• _Stated problem_: Take from the listing each line that has the string "vista".

[Dataset records]

☆ ☆ ☆ ☆ ☆

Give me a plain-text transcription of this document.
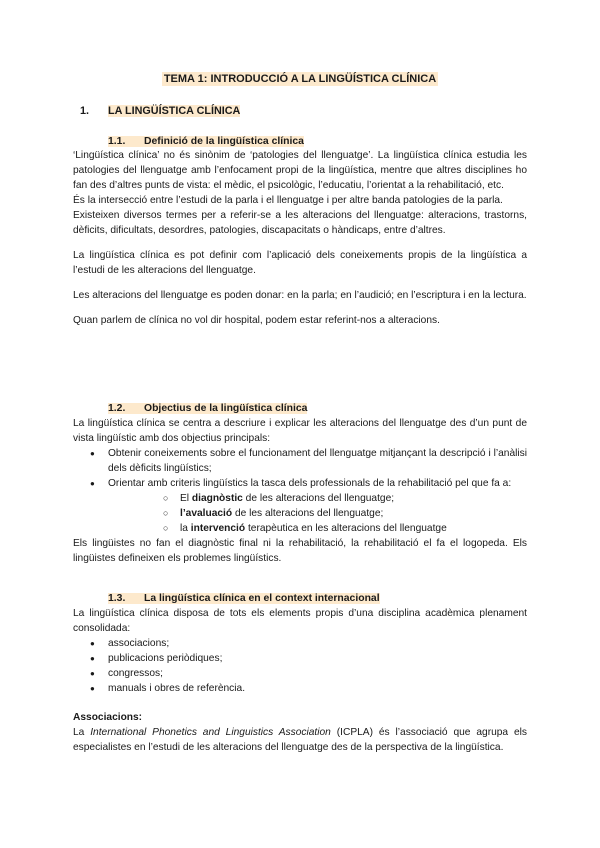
TEMA 1: INTRODUCCIÓ A LA LINGÜÍSTICA CLÍNICA
1. LA LINGÜÍSTICA CLÍNICA
1.1. Definició de la lingüística clínica

‘Lingüística clínica’ no és sinònim de ‘patologies del llenguatge’. La lingüística clínica estudia les patologies del llenguatge amb l’enfocament propi de la lingüística, mentre que altres disciplines ho fan des d’altres punts de vista: el mèdic, el psicològic, l’educatiu, l’orientat a la rehabilitació, etc.

És la intersecció entre l’estudi de la parla i el llenguatge i per altre banda patologies de la parla.

Existeixen diversos termes per a referir-se a les alteracions del llenguatge: alteracions, trastorns, dèficits, dificultats, desordres, patologies, discapacitats o hàndicaps, entre d’altres.

La lingüística clínica es pot definir com l’aplicació dels coneixements propis de la lingüística a l’estudi de les alteracions del llenguatge.

Les alteracions del llenguatge es poden donar: en la parla; en l’audició; en l’escriptura i en la lectura.

Quan parlem de clínica no vol dir hospital, podem estar referint-nos a alteracions.

1.2. Objectius de la lingüística clínica

La lingüística clínica se centra a descriure i explicar les alteracions del llenguatge des d’un punt de vista lingüístic amb dos objectius principals:

● Obtenir coneixements sobre el funcionament del llenguatge mitjançant la descripció i l’anàlisi dels dèficits lingüístics;
● Orientar amb criteris lingüístics la tasca dels professionals de la rehabilitació pel que fa a:
○ El diagnòstic de les alteracions del llenguatge;
○ l’avaluació de les alteracions del llenguatge;
○ la intervenció terapèutica en les alteracions del llenguatge

Els lingüistes no fan el diagnòstic final ni la rehabilitació, la rehabilitació el fa el logopeda. Els lingüistes defineixen els problemes lingüístics.

1.3. La lingüística clínica en el context internacional

La lingüística clínica disposa de tots els elements propis d’una disciplina acadèmica plenament consolidada:

● associacions;
● publicacions periòdiques;
● congressos;
● manuals i obres de referència.

Associacions:

La International Phonetics and Linguistics Association (ICPLA) és l’associació que agrupa els especialistes en l’estudi de les alteracions del llenguatge des de la perspectiva de la lingüística.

☆ ☆ ☆ ☆ ☆

• _Written reply_:
‘Lingüística clínica’ no és sinònim de ‘patologies del llenguatge’. La lingüística clínica estudia les patologies del llenguatge amb l’enfocament propi de la lingüística, mentre que altres disciplines ho fan des d’altres punts de vista: el mèdic, el psicològic, l’educatiu, l’orientat a la rehabilitació, etc.
La lingüística clínica se centra a descriure i explicar les alteracions del llenguatge des d’un punt de vista lingüístic amb dos objectius principals:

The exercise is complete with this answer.